§ The task: Give back all the data exactly, line by line.

§ Input rows:

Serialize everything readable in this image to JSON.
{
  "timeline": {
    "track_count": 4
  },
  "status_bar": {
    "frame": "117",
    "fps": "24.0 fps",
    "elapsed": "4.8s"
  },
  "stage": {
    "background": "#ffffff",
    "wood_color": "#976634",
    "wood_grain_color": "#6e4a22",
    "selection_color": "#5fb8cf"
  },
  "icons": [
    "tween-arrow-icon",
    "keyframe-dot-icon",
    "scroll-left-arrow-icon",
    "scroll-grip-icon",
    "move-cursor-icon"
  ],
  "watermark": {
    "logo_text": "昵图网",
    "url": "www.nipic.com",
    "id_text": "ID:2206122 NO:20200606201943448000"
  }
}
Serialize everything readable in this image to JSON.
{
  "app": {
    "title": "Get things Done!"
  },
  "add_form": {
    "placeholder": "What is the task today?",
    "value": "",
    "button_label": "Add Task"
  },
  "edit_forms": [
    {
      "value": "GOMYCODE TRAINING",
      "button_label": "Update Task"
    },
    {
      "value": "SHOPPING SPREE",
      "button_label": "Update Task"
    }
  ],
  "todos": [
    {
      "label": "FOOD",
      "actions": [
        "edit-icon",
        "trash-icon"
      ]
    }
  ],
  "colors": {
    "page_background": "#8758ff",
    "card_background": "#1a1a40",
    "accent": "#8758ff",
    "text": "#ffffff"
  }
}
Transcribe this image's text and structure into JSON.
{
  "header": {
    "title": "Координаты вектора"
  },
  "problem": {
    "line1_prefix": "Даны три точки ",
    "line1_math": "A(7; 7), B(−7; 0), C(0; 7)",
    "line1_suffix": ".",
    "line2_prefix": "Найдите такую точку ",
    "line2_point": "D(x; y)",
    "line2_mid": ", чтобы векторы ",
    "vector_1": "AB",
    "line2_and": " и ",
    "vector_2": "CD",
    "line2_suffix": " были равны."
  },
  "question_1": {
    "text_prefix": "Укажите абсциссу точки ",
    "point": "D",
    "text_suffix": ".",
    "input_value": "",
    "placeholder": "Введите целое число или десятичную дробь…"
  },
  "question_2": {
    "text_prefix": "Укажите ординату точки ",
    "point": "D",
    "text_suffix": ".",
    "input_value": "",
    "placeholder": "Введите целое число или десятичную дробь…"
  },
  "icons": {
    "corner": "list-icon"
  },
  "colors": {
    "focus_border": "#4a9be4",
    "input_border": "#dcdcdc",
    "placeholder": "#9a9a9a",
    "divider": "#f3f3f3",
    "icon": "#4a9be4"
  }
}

§ Result of this exercise:
Serialize everything readable in this image to JSON.
{
  "timeline": {
    "track_count": 4
  },
  "status_bar": {
    "frame": "117",
    "fps": "24.0 fps",
    "elapsed": "4.8s"
  },
  "stage": {
    "background": "#ffffff",
    "wood_color": "#976634",
    "wood_grain_color": "#6e4a22",
    "selection_color": "#5fb8cf"
  },
  "icons": [
    "tween-arrow-icon",
    "keyframe-dot-icon",
    "scroll-left-arrow-icon",
    "scroll-grip-icon",
    "move-cursor-icon"
  ],
  "watermark": {
    "logo_text": "昵图网",
    "url": "www.nipic.com",
    "id_text": "ID:2206122 NO:20200606201943448000"
  }
}
Serialize everything readable in this image to JSON.
{
  "app": {
    "title": "Get things Done!"
  },
  "add_form": {
    "placeholder": "What is the task today?",
    "value": "",
    "button_label": "Add Task"
  },
  "edit_forms": [
    {
      "value": "GOMYCODE TRAINING",
      "button_label": "Update Task"
    },
    {
      "value": "SHOPPING SPREE",
      "button_label": "Update Task"
    }
  ],
  "todos": [
    {
      "label": "FOOD",
      "actions": [
        "edit-icon",
        "trash-icon"
      ]
    }
  ],
  "colors": {
    "page_background": "#8758ff",
    "card_background": "#1a1a40",
    "accent": "#8758ff",
    "text": "#ffffff"
  }
}
Transcribe this image's text and structure into JSON.
{
  "header": {
    "title": "Координаты вектора"
  },
  "problem": {
    "line1_prefix": "Даны три точки ",
    "line1_math": "A(7; 7), B(−7; 0), C(0; 7)",
    "line1_suffix": ".",
    "line2_prefix": "Найдите такую точку ",
    "line2_point": "D(x; y)",
    "line2_mid": ", чтобы векторы ",
    "vector_1": "AB",
    "line2_and": " и ",
    "vector_2": "CD",
    "line2_suffix": " были равны."
  },
  "question_1": {
    "text_prefix": "Укажите абсциссу точки ",
    "point": "D",
    "text_suffix": ".",
    "input_value": "",
    "placeholder": "Введите целое число или десятичную дробь…"
  },
  "question_2": {
    "text_prefix": "Укажите ординату точки ",
    "point": "D",
    "text_suffix": ".",
    "input_value": "",
    "placeholder": "Введите целое число или десятичную дробь…"
  },
  "icons": {
    "corner": "list-icon"
  },
  "colors": {
    "focus_border": "#4a9be4",
    "input_border": "#dcdcdc",
    "placeholder": "#9a9a9a",
    "divider": "#f3f3f3",
    "icon": "#4a9be4"
  }
}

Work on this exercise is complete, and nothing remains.